INPUT FOR THIS TASK:

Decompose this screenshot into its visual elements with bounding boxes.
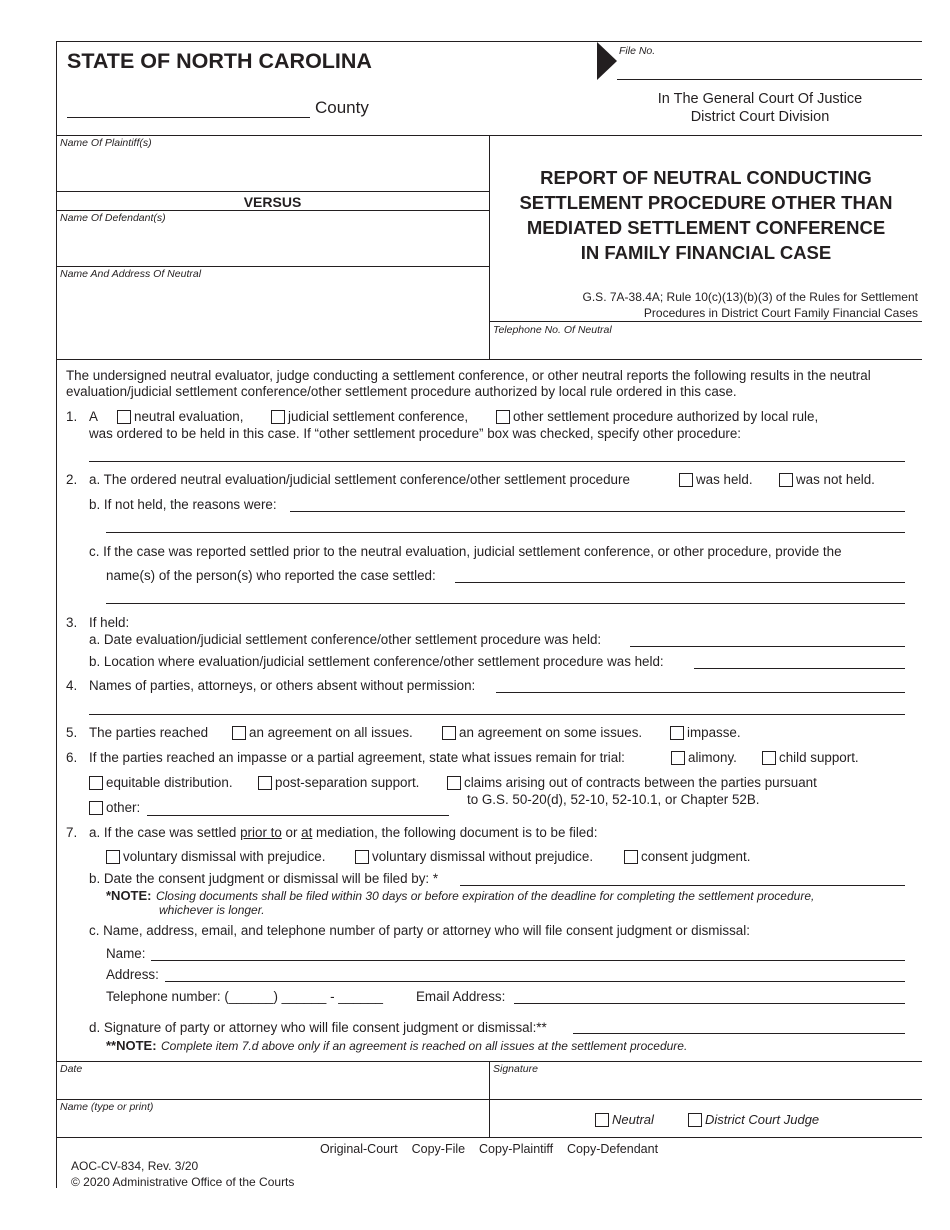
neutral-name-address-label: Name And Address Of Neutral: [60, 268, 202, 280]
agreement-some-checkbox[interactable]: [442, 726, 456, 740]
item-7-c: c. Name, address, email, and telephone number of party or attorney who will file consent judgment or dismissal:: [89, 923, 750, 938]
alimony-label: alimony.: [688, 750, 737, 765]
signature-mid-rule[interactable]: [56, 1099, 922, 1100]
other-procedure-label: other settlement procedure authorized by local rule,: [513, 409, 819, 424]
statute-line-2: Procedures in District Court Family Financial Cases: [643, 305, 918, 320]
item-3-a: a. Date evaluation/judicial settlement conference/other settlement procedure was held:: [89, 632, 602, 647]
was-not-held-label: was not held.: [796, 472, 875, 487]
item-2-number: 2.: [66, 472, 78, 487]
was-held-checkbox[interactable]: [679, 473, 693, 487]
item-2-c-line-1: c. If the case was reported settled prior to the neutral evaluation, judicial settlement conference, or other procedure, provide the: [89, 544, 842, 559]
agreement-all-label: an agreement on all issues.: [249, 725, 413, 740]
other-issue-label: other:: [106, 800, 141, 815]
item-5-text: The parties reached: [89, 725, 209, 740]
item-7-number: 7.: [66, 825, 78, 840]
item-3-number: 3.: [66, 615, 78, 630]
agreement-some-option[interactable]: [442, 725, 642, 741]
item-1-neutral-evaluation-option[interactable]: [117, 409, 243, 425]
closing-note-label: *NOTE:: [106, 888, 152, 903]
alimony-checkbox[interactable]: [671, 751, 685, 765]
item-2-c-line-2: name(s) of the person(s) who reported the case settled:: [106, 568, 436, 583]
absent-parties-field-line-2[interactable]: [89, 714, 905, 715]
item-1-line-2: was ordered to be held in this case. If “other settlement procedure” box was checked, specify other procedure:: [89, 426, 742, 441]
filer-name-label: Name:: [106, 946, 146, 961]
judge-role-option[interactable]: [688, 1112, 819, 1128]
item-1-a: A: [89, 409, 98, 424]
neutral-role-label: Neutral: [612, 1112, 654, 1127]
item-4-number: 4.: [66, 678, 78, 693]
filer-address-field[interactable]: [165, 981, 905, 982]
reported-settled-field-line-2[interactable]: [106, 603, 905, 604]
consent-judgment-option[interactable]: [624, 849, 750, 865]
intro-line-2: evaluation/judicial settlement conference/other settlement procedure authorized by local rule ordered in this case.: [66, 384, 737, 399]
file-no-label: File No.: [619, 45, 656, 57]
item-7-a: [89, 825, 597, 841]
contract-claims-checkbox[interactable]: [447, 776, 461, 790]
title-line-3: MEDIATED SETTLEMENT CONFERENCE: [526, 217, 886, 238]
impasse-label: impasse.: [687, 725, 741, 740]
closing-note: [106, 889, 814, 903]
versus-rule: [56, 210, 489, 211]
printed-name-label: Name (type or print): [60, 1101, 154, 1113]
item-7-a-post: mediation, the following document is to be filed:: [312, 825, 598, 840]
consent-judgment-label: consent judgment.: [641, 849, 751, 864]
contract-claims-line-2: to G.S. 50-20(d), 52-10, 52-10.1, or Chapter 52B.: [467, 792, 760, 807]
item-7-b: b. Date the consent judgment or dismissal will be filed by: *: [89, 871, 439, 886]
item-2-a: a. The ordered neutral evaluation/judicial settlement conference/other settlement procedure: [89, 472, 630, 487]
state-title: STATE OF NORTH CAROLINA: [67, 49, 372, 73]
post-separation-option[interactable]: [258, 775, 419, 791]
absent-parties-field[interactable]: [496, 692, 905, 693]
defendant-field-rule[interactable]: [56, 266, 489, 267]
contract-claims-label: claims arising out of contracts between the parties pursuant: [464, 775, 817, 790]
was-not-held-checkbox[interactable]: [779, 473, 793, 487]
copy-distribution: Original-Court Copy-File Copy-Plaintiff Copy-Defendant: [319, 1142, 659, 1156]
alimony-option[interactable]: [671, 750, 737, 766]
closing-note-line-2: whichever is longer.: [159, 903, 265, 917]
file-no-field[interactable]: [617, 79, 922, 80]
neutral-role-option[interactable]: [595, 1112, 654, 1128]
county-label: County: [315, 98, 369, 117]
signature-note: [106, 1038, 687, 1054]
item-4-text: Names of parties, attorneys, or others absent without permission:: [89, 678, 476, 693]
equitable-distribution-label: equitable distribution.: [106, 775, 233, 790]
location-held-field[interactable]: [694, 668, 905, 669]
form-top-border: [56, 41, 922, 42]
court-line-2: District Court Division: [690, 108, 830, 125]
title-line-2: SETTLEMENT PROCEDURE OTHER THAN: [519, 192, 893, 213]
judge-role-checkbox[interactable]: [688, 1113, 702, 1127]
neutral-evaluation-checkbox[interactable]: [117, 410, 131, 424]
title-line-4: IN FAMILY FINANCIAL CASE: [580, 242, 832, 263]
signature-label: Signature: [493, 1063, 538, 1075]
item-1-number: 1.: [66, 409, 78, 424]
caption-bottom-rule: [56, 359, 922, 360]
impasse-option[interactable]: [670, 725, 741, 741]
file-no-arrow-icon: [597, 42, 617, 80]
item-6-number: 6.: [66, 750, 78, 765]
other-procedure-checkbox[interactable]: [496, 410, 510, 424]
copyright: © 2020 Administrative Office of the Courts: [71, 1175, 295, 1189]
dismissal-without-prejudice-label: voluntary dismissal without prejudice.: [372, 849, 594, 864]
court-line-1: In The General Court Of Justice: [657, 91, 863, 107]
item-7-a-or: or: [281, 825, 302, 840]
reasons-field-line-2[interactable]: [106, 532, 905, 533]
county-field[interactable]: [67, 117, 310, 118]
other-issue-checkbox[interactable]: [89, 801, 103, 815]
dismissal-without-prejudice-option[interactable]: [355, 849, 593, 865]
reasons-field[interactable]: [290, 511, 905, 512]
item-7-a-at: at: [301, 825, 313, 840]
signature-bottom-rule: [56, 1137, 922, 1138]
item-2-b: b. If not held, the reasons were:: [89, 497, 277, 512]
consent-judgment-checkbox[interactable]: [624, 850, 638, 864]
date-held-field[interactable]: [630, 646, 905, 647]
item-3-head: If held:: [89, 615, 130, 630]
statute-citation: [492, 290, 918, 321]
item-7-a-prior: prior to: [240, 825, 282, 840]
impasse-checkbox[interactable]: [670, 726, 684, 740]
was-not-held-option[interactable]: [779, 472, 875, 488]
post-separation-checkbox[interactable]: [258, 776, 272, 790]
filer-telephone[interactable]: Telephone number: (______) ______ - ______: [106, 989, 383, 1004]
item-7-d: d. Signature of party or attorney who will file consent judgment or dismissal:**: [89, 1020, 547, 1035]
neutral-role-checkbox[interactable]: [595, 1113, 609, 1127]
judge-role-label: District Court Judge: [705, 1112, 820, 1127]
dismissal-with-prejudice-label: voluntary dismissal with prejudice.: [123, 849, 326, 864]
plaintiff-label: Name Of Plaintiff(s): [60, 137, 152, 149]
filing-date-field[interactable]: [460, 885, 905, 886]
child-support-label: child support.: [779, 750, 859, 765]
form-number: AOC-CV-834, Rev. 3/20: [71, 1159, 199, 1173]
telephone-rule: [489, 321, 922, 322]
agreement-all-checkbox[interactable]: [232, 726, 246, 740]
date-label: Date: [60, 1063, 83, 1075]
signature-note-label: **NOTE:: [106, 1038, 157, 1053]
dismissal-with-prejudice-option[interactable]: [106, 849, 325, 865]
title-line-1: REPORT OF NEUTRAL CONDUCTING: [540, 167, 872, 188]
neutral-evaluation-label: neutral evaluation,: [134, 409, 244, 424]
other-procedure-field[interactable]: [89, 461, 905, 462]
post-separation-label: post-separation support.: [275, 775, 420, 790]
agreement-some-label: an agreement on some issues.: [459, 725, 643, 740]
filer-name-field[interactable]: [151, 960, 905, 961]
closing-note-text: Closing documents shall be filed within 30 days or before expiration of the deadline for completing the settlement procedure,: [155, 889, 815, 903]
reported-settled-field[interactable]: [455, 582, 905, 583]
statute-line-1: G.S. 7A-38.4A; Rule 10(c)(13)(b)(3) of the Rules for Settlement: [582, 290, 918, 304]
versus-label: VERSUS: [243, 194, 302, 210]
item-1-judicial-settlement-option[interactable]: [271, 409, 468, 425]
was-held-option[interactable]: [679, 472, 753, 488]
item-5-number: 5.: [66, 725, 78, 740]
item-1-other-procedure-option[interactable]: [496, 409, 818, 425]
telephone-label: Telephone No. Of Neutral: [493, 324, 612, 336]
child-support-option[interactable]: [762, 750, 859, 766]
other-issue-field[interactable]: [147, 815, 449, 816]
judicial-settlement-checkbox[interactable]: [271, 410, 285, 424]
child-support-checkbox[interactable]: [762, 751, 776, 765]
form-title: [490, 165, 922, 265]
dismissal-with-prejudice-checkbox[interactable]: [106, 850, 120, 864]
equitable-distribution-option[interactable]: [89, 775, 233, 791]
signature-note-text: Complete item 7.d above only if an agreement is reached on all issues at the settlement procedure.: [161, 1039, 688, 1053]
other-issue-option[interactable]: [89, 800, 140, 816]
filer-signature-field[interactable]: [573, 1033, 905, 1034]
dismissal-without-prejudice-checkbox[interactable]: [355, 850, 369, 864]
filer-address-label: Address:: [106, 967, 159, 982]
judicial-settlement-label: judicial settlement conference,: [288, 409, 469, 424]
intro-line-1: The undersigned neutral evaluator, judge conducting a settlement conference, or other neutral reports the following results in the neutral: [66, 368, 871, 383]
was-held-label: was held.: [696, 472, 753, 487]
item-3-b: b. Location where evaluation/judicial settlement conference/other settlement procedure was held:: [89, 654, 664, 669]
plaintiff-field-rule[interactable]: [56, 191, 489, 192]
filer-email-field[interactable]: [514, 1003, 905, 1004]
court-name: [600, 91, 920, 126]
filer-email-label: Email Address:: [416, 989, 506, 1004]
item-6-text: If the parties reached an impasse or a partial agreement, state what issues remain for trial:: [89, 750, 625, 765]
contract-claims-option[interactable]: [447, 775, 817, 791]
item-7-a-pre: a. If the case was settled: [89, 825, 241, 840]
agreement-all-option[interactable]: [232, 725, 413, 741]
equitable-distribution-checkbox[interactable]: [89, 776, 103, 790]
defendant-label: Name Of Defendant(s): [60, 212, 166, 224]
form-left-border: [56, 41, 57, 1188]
* * *
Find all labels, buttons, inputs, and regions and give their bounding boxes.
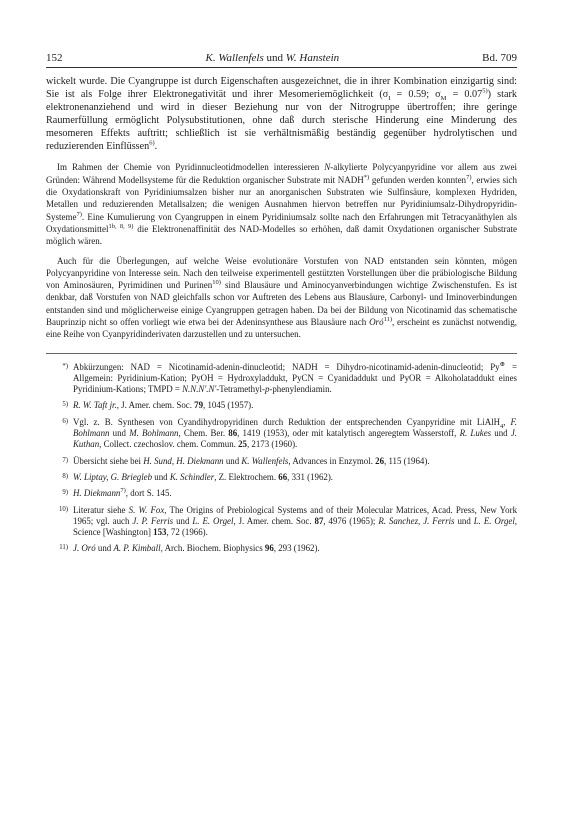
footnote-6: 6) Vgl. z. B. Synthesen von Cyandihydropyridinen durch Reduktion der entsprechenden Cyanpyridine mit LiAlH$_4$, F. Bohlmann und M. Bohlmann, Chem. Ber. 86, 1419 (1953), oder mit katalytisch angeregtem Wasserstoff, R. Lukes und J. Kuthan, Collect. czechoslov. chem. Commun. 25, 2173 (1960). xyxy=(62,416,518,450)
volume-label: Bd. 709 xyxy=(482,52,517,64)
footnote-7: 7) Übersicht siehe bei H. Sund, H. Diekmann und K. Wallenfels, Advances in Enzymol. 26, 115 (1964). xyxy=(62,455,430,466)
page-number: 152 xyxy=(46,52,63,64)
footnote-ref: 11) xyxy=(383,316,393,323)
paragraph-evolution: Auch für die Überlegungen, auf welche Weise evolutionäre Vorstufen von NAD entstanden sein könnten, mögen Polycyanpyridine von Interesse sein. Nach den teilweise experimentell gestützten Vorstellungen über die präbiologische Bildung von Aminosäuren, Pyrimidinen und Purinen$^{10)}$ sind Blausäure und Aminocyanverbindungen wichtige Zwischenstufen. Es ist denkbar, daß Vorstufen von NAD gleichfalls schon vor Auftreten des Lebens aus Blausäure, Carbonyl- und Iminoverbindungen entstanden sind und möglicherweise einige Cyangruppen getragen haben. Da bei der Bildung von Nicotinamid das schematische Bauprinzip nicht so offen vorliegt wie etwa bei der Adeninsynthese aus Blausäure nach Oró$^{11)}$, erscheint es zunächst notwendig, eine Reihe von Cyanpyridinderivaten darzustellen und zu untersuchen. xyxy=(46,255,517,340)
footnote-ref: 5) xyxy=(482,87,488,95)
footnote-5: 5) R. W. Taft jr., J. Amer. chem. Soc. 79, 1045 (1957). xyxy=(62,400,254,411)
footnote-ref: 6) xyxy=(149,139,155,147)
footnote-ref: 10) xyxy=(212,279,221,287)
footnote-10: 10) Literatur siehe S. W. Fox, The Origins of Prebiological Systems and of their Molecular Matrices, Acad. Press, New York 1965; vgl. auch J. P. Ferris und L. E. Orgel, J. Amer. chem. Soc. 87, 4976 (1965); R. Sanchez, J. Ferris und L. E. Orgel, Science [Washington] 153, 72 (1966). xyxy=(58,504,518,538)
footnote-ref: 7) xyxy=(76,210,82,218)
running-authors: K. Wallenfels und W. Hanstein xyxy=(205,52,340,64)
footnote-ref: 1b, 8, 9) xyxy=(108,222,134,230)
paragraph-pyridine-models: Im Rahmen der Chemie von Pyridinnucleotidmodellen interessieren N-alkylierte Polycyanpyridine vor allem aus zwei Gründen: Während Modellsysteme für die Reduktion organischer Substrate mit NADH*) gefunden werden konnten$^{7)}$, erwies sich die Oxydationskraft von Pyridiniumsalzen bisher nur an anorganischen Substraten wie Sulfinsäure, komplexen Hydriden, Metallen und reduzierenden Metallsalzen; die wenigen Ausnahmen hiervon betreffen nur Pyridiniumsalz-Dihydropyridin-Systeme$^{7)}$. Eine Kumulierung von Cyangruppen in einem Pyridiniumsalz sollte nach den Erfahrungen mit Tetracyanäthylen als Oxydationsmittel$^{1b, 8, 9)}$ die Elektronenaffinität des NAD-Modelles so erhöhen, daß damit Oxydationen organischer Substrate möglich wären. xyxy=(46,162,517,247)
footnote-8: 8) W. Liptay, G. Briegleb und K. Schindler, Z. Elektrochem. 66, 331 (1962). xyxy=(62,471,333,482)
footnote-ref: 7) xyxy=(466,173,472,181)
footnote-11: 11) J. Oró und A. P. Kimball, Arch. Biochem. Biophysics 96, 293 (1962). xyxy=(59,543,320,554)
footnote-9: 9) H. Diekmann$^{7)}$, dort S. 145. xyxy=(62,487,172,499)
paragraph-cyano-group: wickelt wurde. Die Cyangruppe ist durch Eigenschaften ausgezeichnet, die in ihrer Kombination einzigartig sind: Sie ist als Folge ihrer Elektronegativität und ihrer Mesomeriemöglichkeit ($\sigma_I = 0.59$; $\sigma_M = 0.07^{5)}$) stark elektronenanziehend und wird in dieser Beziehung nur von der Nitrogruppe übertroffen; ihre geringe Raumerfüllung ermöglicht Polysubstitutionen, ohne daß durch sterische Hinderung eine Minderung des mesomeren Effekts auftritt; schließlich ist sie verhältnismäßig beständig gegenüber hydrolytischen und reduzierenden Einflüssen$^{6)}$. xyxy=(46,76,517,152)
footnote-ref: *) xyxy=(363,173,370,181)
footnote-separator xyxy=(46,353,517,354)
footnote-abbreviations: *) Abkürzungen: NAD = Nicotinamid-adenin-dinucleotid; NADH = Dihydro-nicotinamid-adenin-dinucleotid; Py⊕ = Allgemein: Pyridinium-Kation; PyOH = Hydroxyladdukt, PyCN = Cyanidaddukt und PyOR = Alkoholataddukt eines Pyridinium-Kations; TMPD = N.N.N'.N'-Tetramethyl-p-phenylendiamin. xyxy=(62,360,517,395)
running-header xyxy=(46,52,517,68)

OBJECTIVE: Copy out the items starting with the line containing "footnote-6: 6) Vgl." and going on through the line containing "running-authors: K. Wallenfels", leaving each line unchanged.

THE COMPLETED TASK:
footnote-6: 6) Vgl. z. B. Synthesen von Cyandihydropyridinen durch Reduktion der entsprechenden Cyanpyridine mit LiAlH$_4$, F. Bohlmann und M. Bohlmann, Chem. Ber. 86, 1419 (1953), oder mit katalytisch angeregtem Wasserstoff, R. Lukes und J. Kuthan, Collect. czechoslov. chem. Commun. 25, 2173 (1960). xyxy=(62,416,518,450)
volume-label: Bd. 709 xyxy=(482,52,517,64)
footnote-7: 7) Übersicht siehe bei H. Sund, H. Diekmann und K. Wallenfels, Advances in Enzymol. 26, 115 (1964). xyxy=(62,455,430,466)
page-number: 152 xyxy=(46,52,63,64)
footnote-ref: 11) xyxy=(383,316,393,323)
paragraph-evolution: Auch für die Überlegungen, auf welche Weise evolutionäre Vorstufen von NAD entstanden sein könnten, mögen Polycyanpyridine von Interesse sein. Nach den teilweise experimentell gestützten Vorstellungen über die präbiologische Bildung von Aminosäuren, Pyrimidinen und Purinen$^{10)}$ sind Blausäure und Aminocyanverbindungen wichtige Zwischenstufen. Es ist denkbar, daß Vorstufen von NAD gleichfalls schon vor Auftreten des Lebens aus Blausäure, Carbonyl- und Iminoverbindungen entstanden sind und möglicherweise einige Cyangruppen getragen haben. Da bei der Bildung von Nicotinamid das schematische Bauprinzip nicht so offen vorliegt wie etwa bei der Adeninsynthese aus Blausäure nach Oró$^{11)}$, erscheint es zunächst notwendig, eine Reihe von Cyanpyridinderivaten darzustellen und zu untersuchen. xyxy=(46,255,517,340)
footnote-ref: 5) xyxy=(482,87,488,95)
footnote-5: 5) R. W. Taft jr., J. Amer. chem. Soc. 79, 1045 (1957). xyxy=(62,400,254,411)
footnote-ref: 6) xyxy=(149,139,155,147)
footnote-ref: 10) xyxy=(212,279,221,287)
footnote-10: 10) Literatur siehe S. W. Fox, The Origins of Prebiological Systems and of their Molecular Matrices, Acad. Press, New York 1965; vgl. auch J. P. Ferris und L. E. Orgel, J. Amer. chem. Soc. 87, 4976 (1965); R. Sanchez, J. Ferris und L. E. Orgel, Science [Washington] 153, 72 (1966). xyxy=(58,504,518,538)
footnote-ref: 7) xyxy=(76,210,82,218)
running-authors: K. Wallenfels und W. Hanstein xyxy=(205,52,340,64)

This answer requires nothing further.